The first step, which is not always necessary when making fondant potatoes, is to cut the tubers into a compact shape. This is traditionally a cylinder with a flat top and bottom, usually made with a knife and a circular pastry cutter. The sharp edges that are formed where the flat top and bottom areas meet the rounded sides are often shaved down or rounded, because they are very thin and have a tendency to burn. This step is not necessary, but it makes a more uniform presentation and creates flat surfaces to brown.
In a version popular in England and France, butter is melted in a pan. The cut potatoes are placed in the butter with one flat side down until the side is thoroughly browned and crisp. The potato is then turned so the opposite flat side is down and it is allowed to brown. After this process is done, the pan is filled with stock until the potatoes are halfway or three-quarters submerged in liquid and then placed in the oven to complete cooking. The final step is to put the pan back on the stovetop and reduce the remaining stock until it becomes a thick glaze.
Another way to make fondant potatoes is to first place the cut potatoes into a pot of boiling stock and cook them until soft. The potatoes are then taken out of the stock, dried, and fried in a separate pan full of butter, browning the flat top and bottom. In the meantime, the stock is reduced down to a glaze that is drizzled over the potatoes when they are served.
Fondant potatoes also can be made in a roasting pan. The cut potatoes are placed in a roasting pan that is filled with stock until it comes up halfway on each potato. The flat tops of the potatoes each get a pat of butter. The entire dish is put in an oven and cooked until the tops have browned, after which each potato is flipped, more butter is placed on the tops and the pan is placed back in the oven to finish cooking.

_INFORMATION PROVIDED:_
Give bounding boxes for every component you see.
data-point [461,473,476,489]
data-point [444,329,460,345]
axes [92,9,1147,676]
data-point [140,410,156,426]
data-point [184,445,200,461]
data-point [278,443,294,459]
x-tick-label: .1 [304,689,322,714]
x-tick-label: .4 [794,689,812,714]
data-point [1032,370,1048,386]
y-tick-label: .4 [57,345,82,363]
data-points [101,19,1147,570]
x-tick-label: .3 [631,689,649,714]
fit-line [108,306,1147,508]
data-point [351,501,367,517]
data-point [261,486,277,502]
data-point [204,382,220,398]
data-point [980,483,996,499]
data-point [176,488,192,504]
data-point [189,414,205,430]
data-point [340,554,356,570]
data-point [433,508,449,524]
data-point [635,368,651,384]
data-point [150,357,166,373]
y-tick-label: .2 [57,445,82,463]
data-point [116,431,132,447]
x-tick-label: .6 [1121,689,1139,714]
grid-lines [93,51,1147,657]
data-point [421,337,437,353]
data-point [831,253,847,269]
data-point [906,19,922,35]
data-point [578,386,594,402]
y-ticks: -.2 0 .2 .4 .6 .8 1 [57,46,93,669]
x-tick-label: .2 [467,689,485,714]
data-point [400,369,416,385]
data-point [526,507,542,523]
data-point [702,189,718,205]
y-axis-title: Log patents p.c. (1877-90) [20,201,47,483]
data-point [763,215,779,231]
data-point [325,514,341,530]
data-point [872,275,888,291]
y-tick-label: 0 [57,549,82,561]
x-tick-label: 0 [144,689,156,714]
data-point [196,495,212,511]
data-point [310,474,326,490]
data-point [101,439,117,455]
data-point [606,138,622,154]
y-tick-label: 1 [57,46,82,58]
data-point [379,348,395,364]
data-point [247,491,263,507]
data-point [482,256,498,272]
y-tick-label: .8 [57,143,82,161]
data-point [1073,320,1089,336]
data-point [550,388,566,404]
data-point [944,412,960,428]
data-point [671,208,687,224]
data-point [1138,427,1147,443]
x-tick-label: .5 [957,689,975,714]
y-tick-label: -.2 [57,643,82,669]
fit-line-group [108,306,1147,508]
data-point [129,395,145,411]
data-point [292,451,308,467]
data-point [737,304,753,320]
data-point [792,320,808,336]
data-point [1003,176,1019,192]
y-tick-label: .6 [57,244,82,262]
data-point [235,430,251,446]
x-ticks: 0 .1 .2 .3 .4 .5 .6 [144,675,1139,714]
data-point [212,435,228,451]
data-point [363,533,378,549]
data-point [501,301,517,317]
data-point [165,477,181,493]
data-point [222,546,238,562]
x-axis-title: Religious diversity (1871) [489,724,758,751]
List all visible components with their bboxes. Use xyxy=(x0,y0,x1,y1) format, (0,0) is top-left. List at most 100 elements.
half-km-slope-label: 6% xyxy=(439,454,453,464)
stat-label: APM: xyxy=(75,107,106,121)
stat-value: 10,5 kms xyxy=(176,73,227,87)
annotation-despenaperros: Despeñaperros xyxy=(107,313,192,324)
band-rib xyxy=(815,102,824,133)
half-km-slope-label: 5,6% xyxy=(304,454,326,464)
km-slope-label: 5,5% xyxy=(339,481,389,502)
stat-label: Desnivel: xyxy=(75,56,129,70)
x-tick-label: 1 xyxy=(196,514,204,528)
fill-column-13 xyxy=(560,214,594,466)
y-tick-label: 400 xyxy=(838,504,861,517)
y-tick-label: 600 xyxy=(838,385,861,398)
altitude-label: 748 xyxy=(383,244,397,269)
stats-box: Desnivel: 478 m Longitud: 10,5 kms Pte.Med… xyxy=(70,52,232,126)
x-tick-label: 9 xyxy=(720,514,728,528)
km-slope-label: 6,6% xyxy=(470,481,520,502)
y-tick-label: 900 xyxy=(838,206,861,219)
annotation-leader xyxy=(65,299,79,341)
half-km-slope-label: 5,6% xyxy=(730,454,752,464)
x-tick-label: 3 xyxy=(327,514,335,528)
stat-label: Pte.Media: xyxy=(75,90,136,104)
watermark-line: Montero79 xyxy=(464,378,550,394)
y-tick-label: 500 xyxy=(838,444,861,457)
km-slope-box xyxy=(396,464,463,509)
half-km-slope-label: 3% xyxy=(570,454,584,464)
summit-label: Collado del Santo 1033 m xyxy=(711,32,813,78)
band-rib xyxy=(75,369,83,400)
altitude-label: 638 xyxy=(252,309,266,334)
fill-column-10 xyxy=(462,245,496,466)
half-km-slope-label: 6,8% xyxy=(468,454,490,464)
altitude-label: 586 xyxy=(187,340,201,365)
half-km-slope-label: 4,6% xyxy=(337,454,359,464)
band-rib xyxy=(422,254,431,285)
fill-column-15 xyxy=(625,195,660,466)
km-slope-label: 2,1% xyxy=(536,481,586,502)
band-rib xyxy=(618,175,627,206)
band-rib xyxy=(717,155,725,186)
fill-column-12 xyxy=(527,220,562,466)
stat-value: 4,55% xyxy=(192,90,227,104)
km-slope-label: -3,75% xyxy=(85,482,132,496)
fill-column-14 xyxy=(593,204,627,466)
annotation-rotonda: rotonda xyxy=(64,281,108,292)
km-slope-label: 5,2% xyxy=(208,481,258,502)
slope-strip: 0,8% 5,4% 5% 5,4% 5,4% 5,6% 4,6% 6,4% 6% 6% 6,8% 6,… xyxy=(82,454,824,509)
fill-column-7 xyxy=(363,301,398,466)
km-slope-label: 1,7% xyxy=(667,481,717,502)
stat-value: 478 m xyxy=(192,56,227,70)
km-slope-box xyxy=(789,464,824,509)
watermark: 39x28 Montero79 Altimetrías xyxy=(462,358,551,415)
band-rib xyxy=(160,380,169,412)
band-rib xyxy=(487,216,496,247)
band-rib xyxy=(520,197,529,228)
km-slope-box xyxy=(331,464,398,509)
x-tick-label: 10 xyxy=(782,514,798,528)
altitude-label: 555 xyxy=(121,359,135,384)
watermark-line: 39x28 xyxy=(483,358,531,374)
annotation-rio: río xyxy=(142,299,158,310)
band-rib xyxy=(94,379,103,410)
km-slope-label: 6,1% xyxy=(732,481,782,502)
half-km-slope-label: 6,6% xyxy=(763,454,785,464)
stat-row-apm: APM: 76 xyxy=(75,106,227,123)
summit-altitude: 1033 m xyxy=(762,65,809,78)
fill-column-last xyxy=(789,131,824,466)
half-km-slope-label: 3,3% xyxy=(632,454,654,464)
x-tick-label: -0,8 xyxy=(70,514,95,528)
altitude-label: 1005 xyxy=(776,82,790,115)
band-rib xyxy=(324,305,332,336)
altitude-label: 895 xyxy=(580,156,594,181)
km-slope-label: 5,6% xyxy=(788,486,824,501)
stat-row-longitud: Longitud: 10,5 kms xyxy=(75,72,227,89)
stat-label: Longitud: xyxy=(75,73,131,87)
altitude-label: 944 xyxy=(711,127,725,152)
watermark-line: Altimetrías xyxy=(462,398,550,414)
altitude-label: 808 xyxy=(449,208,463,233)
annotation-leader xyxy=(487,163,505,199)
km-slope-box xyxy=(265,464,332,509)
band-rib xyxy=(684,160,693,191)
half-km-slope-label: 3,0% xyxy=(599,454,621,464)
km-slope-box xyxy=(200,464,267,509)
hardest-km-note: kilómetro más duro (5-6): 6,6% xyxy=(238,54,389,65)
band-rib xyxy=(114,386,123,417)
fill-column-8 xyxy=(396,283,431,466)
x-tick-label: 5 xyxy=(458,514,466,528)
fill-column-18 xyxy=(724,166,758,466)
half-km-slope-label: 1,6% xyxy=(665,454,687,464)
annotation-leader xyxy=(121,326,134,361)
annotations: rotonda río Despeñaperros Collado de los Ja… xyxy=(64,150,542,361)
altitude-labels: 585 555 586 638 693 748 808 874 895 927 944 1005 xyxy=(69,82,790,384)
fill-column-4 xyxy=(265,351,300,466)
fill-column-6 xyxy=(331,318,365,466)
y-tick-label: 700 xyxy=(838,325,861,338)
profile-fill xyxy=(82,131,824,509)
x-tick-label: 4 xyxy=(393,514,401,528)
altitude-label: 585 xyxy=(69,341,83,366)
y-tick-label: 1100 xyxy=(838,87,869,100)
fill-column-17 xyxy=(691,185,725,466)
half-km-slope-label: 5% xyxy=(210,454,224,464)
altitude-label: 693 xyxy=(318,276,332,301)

_TO BE DONE:_
Continue the passage on making fondant potatoes from the point where it stops.

_ANSWER FOR THE TASK:_
I found a recipe online that combines pan frying with roasting them with stock and butter in a cast iron skillet in the oven. That sounds like the best way to do it, to me. In fact, I'd say that was the best recipe I saw online.
I saw a TV chef do fondant potatoes, and his recipe took so many steps that it just wasn't worth doing anymore. I was looking for one that didn't have nearly as many steps, but looked like it might get the same results. I think the pan frying/oven roasting in stock is the way to go for the crispy outside, creamy insides you're looking for from this recipe.
Now this recipe sounds great! I'll have to try this as a new way to fix potatoes. I'm not sure which method would produce the best result, but I'm willing to do some research to see what the consensus is among chefs and home cooks about which method works best.
These just sound so good that I really want to try them. I just want to make sure I'm doing it the right way so that they will turn out as advertised.